Task objective - All lines in which the word "marker" occurs are to be extracted.

Records to use -
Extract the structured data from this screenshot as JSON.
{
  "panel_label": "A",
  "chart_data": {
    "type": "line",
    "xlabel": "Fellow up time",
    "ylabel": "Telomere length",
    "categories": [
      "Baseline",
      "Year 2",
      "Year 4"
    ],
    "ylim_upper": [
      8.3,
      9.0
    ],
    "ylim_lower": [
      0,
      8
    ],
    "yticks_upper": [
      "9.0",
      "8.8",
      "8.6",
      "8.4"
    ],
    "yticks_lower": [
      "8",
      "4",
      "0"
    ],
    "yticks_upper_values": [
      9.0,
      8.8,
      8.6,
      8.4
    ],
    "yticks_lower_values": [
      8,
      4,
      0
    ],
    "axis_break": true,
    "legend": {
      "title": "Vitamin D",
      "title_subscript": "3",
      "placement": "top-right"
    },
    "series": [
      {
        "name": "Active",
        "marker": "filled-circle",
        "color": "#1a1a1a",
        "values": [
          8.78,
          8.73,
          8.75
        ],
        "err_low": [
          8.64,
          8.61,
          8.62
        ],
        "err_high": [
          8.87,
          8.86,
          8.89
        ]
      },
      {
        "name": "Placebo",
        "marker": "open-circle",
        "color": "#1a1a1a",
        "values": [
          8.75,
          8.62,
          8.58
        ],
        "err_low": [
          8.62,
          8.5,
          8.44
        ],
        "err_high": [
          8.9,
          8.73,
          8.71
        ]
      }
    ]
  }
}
---
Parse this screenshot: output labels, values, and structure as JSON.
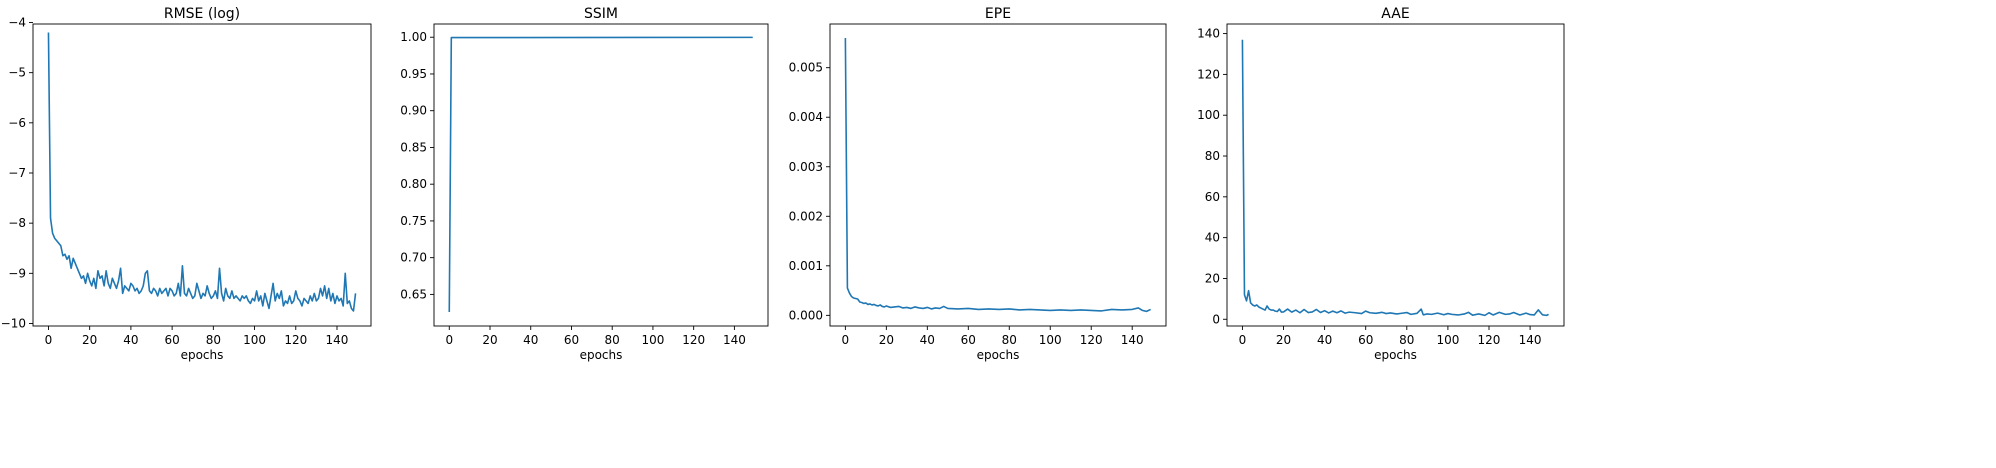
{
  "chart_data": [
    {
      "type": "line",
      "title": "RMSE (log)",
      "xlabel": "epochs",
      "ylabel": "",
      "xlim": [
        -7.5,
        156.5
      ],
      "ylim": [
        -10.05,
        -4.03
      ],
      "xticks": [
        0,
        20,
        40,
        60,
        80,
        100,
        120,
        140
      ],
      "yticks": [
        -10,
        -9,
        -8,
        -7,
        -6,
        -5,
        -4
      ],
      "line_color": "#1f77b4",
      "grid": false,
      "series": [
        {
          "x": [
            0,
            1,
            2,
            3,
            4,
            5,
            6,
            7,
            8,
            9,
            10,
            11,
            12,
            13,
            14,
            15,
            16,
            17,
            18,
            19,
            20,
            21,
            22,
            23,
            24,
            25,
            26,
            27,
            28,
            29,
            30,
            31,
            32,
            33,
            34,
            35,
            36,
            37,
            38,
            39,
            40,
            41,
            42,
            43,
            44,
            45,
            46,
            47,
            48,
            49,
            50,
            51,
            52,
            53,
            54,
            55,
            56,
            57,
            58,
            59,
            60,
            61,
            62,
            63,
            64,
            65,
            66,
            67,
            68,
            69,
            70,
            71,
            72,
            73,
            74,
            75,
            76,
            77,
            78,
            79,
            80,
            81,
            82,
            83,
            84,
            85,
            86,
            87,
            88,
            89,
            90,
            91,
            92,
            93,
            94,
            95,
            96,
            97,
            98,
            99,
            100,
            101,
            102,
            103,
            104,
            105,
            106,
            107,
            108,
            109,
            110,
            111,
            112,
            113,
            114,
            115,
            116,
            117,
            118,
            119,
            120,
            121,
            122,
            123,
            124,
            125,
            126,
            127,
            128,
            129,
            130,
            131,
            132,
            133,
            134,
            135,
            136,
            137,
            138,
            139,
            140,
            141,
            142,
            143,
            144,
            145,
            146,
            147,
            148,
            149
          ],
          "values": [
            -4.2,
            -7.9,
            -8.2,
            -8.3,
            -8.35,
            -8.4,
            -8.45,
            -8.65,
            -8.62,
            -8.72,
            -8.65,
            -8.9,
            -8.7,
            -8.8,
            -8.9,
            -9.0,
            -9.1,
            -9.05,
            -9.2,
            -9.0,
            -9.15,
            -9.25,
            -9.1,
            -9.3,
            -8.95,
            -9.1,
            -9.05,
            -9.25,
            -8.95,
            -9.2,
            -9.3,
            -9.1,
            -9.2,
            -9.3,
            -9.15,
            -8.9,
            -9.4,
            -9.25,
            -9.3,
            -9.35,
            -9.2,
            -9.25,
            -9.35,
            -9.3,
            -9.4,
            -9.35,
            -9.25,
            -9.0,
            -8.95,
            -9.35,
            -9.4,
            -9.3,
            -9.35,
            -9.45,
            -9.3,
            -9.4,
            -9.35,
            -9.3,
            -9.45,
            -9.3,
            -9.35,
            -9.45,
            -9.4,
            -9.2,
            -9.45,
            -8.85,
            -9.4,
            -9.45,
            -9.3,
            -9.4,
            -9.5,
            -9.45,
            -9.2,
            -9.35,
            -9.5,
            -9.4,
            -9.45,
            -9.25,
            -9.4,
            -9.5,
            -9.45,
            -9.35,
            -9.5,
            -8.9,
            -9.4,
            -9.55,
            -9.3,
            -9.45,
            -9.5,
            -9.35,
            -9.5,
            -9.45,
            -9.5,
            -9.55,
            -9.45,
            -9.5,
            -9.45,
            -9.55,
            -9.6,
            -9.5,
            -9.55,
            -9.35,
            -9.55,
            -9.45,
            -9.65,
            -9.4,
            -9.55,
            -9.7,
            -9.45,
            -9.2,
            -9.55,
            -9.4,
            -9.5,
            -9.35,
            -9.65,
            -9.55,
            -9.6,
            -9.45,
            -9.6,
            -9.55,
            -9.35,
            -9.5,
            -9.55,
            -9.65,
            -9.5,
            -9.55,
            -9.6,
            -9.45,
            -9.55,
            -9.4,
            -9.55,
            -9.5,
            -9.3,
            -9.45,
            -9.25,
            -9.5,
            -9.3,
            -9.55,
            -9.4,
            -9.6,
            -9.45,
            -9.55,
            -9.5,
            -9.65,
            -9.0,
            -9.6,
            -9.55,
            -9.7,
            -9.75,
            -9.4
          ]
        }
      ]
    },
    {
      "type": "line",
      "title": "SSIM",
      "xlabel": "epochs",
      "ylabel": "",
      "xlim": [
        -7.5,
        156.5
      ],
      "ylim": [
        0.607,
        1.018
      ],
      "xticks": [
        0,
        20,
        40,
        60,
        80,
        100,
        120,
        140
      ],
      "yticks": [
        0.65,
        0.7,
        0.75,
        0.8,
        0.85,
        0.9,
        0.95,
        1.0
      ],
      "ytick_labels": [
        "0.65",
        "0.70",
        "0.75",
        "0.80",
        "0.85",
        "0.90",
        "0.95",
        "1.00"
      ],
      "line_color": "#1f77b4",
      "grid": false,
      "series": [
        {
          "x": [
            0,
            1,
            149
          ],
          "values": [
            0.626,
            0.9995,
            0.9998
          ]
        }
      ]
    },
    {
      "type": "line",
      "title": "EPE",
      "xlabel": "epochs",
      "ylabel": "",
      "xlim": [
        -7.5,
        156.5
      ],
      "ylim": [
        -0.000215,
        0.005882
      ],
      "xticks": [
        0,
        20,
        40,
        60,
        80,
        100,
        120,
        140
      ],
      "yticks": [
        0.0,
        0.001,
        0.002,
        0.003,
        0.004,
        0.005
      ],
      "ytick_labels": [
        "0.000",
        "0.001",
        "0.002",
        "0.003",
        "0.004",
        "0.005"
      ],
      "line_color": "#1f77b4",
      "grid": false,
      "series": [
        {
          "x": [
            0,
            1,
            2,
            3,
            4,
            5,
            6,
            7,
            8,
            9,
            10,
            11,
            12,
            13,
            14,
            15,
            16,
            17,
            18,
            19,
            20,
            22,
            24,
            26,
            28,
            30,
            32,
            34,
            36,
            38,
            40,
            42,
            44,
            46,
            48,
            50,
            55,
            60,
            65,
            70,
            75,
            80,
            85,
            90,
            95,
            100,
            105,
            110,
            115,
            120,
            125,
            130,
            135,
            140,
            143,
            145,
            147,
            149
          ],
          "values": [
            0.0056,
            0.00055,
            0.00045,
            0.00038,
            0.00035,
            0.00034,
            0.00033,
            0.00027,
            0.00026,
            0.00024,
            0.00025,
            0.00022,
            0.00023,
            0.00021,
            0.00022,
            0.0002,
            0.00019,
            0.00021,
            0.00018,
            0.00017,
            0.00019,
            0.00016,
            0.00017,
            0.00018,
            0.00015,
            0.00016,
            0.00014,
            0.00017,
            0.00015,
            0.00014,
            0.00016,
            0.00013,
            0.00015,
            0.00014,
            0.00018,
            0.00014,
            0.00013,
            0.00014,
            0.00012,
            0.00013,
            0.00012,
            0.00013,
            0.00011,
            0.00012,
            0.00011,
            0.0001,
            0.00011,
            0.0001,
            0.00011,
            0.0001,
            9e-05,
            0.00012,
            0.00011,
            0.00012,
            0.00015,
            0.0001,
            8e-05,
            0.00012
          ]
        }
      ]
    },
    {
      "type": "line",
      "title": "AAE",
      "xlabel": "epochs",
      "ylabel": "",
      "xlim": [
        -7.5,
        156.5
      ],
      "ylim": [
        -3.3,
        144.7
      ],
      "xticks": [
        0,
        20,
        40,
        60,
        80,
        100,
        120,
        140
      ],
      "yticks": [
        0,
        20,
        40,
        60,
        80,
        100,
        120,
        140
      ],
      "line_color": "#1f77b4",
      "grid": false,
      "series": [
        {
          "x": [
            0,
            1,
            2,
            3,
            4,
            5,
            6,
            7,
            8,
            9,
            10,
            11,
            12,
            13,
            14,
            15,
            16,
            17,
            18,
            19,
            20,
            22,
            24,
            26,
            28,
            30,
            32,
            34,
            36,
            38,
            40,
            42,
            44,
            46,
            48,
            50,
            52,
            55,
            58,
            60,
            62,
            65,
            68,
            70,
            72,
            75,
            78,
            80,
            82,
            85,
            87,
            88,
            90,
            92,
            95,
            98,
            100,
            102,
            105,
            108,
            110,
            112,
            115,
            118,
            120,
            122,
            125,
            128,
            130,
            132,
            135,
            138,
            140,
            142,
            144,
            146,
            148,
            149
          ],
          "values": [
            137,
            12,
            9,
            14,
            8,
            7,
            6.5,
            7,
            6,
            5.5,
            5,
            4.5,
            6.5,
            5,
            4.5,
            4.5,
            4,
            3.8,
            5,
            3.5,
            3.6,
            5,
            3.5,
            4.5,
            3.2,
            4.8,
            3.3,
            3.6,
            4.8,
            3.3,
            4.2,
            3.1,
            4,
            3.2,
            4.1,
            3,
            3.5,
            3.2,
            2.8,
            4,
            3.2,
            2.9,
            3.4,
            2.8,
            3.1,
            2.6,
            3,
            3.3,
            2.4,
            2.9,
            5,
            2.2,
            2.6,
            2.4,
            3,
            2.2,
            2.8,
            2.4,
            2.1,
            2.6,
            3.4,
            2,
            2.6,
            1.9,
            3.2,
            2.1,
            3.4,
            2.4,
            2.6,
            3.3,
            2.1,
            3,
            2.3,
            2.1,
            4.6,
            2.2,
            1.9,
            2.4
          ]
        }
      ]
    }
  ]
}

Written answer -
        "marker": "filled-circle",
        "marker": "open-circle",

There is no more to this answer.